[What is being asked]
Your task is to locate every line holding the string "après" and to copy each of them.

□ □ □

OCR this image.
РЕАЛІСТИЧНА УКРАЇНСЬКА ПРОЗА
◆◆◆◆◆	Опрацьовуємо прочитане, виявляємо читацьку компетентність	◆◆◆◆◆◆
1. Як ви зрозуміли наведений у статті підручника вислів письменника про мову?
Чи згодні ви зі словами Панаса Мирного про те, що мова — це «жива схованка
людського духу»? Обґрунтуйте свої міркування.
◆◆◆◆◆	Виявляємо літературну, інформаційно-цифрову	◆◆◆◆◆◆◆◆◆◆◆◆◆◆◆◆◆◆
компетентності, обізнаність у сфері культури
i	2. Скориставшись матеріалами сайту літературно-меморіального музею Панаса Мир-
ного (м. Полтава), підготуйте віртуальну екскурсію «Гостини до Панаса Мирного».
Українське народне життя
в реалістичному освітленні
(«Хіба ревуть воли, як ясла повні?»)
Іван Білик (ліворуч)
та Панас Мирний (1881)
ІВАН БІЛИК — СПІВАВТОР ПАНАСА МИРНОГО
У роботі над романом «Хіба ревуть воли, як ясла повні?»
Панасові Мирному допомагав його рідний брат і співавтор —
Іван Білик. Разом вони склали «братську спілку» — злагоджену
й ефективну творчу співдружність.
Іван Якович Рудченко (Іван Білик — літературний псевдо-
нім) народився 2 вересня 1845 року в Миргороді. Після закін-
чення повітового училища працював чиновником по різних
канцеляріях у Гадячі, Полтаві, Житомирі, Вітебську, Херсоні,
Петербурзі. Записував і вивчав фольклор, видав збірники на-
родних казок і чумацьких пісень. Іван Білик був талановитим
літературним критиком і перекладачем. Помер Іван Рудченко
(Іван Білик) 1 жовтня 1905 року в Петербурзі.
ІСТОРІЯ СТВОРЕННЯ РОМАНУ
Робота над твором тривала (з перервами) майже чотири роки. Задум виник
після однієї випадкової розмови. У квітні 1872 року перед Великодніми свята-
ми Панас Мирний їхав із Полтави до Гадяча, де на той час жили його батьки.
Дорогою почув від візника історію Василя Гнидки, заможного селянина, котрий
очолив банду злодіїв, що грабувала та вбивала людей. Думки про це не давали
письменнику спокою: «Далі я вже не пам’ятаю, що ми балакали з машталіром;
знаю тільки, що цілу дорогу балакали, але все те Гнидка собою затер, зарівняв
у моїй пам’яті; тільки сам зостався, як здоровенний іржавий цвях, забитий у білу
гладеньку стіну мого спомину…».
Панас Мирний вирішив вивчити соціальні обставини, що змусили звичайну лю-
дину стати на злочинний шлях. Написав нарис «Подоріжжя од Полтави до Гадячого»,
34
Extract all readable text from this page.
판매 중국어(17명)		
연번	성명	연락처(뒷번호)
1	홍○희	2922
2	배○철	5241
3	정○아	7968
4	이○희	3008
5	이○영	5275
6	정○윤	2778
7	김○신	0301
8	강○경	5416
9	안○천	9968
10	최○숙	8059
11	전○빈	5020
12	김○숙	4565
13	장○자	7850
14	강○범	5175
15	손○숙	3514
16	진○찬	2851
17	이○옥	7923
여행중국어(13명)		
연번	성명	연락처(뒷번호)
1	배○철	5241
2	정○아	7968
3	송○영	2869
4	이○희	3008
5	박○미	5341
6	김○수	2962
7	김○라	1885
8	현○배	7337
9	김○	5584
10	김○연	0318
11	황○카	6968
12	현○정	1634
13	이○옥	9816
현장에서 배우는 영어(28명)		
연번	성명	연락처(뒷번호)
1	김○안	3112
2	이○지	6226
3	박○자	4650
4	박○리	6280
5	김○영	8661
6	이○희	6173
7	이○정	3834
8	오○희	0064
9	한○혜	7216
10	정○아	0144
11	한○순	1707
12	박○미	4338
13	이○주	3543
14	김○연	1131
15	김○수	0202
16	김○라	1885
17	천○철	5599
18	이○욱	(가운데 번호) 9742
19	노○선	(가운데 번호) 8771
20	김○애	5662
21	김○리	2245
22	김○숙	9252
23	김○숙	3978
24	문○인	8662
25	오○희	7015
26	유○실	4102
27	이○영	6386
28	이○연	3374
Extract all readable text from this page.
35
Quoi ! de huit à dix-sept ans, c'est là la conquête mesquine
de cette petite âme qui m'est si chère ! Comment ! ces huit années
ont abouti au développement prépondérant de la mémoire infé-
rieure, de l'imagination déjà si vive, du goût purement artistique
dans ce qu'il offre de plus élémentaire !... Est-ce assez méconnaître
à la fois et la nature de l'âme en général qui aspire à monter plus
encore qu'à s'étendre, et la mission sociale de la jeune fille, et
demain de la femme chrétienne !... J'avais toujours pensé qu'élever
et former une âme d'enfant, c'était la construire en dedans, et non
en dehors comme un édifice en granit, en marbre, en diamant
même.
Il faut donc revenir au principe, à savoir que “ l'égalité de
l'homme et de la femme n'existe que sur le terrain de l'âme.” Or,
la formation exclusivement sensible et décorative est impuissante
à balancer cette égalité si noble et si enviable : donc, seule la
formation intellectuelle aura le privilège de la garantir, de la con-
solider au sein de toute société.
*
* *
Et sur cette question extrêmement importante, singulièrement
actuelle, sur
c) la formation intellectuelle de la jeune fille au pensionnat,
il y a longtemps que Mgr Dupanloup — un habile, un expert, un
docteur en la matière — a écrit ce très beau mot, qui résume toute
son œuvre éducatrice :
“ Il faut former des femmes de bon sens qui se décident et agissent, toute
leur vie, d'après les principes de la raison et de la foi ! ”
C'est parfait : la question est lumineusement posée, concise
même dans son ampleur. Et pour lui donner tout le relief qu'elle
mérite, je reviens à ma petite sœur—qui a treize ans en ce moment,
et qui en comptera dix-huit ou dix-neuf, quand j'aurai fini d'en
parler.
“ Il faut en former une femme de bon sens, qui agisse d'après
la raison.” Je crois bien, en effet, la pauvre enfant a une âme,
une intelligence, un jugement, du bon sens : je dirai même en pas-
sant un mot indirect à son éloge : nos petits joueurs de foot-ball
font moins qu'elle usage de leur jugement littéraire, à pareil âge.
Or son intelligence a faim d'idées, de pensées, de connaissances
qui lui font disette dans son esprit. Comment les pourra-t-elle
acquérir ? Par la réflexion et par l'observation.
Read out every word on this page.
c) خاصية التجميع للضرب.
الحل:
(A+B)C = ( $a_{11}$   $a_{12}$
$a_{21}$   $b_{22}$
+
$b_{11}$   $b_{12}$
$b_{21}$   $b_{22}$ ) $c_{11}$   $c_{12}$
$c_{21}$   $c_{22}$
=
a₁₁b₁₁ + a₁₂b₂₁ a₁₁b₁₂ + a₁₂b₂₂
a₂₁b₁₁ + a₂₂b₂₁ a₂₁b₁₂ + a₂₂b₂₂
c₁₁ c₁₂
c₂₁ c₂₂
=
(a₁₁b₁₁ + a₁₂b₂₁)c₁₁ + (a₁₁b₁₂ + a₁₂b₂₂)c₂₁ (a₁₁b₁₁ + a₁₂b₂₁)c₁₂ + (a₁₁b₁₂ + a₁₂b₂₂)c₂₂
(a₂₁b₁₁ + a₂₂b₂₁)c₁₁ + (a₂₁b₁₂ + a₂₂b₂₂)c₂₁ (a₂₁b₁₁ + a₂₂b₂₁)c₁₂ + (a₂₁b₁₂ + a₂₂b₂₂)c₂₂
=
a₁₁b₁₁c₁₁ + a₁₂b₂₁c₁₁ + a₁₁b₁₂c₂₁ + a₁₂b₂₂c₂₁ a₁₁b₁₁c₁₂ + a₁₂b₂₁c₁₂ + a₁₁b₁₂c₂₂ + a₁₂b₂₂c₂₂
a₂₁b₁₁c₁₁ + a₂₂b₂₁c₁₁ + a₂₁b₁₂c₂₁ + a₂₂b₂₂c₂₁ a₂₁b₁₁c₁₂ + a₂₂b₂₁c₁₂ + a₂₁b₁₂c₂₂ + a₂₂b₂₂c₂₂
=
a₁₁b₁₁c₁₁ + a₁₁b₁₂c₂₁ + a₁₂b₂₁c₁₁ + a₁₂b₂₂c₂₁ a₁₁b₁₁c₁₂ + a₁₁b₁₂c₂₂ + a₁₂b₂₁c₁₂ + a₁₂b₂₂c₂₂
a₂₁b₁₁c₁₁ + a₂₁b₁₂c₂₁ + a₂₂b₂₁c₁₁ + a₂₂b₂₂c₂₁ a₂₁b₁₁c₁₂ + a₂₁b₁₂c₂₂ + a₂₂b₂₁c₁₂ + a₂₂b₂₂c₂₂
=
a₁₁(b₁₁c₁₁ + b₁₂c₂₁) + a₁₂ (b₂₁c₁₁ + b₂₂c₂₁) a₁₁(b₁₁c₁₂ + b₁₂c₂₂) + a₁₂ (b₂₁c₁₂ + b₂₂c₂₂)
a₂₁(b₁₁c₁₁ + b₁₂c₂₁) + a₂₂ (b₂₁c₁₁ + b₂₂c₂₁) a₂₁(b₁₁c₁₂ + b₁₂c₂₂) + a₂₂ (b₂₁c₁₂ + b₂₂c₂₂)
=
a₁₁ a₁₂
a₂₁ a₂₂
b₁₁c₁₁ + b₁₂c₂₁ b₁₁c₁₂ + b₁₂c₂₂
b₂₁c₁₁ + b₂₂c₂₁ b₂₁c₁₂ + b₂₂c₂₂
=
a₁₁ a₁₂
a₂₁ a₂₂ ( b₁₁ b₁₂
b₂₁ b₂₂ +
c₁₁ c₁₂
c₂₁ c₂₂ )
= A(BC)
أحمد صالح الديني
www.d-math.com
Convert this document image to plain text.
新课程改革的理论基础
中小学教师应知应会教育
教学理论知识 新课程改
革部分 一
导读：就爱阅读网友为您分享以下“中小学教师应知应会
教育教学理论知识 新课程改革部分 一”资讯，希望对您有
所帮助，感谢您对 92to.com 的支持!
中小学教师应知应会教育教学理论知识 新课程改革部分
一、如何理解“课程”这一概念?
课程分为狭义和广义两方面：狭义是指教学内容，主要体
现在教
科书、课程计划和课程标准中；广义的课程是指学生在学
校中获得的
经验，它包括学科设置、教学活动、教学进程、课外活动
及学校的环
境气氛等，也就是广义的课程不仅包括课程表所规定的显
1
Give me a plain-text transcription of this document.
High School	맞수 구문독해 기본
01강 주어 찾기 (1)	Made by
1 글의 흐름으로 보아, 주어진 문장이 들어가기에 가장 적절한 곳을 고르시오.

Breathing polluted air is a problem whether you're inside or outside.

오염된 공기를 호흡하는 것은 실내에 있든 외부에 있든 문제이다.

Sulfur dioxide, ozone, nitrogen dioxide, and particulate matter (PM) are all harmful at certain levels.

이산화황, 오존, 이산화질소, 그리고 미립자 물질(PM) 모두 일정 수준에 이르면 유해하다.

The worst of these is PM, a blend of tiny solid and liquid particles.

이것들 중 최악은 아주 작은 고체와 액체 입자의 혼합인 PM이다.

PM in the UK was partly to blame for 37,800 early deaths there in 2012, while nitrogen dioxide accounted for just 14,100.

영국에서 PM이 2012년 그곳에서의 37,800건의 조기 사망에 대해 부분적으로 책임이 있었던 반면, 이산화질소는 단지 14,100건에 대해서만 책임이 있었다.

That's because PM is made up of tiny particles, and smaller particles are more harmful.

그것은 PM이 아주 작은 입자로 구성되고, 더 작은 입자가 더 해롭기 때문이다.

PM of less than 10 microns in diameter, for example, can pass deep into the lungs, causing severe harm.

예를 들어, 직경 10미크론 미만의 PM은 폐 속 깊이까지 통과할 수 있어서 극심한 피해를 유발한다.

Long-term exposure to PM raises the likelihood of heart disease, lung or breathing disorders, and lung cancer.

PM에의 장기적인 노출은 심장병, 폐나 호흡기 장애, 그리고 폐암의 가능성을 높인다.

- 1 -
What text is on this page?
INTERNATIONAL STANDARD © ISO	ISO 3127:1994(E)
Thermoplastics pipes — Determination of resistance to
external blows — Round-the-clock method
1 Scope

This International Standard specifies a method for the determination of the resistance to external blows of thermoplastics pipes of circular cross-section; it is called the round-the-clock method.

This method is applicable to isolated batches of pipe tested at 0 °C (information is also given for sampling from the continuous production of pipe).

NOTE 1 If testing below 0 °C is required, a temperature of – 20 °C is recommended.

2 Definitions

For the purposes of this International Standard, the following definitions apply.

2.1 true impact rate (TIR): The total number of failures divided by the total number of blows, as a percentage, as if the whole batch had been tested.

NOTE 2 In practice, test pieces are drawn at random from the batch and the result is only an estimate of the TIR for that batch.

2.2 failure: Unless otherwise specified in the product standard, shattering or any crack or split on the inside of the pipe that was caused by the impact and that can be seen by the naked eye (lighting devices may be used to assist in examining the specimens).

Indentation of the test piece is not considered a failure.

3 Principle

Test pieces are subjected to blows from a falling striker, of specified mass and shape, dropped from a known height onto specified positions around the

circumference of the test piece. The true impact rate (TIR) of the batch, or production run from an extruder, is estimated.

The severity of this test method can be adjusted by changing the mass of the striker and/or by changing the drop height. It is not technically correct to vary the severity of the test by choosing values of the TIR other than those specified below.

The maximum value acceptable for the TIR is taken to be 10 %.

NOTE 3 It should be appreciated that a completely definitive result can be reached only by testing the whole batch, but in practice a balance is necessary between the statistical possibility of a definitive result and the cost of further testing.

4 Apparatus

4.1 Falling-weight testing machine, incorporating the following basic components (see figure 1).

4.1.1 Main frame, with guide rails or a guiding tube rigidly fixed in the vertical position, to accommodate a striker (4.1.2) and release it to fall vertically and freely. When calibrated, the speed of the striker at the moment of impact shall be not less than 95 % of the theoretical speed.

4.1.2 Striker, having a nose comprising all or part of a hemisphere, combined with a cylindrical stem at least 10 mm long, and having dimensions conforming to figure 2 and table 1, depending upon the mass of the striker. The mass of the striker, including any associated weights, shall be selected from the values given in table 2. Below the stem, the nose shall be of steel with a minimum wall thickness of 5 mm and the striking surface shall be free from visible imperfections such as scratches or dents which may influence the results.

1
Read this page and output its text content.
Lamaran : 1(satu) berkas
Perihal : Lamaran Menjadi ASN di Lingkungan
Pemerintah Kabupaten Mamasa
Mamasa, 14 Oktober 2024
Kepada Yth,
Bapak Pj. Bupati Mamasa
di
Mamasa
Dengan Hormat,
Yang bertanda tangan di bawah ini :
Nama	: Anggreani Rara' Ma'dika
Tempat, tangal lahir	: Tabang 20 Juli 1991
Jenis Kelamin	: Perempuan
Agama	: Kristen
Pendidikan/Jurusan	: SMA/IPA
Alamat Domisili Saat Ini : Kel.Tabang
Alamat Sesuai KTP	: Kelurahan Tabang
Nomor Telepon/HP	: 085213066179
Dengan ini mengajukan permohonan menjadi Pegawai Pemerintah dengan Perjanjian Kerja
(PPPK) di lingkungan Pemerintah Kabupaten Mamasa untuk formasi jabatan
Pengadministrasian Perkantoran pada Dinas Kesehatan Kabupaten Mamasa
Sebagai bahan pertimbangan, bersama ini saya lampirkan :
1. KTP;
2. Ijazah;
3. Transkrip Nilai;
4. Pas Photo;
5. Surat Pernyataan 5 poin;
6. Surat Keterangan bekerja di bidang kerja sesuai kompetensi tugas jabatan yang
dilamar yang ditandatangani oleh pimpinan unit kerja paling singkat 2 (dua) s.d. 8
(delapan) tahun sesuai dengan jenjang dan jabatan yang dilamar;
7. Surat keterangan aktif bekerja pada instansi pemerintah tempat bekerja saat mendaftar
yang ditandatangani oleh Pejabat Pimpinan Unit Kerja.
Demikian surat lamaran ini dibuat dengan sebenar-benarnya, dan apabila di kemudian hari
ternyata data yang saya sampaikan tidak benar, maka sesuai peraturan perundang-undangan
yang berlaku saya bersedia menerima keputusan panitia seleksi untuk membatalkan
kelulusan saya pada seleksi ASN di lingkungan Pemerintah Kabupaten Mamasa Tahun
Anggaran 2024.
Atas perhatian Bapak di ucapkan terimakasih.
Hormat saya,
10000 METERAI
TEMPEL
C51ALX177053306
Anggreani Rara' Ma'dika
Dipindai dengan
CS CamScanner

□ □ □

[Written response]
leur vie, d'après les principes de la raison et de la foi ! ”
“ Il faut en former une femme de bon sens, qui agisse d'après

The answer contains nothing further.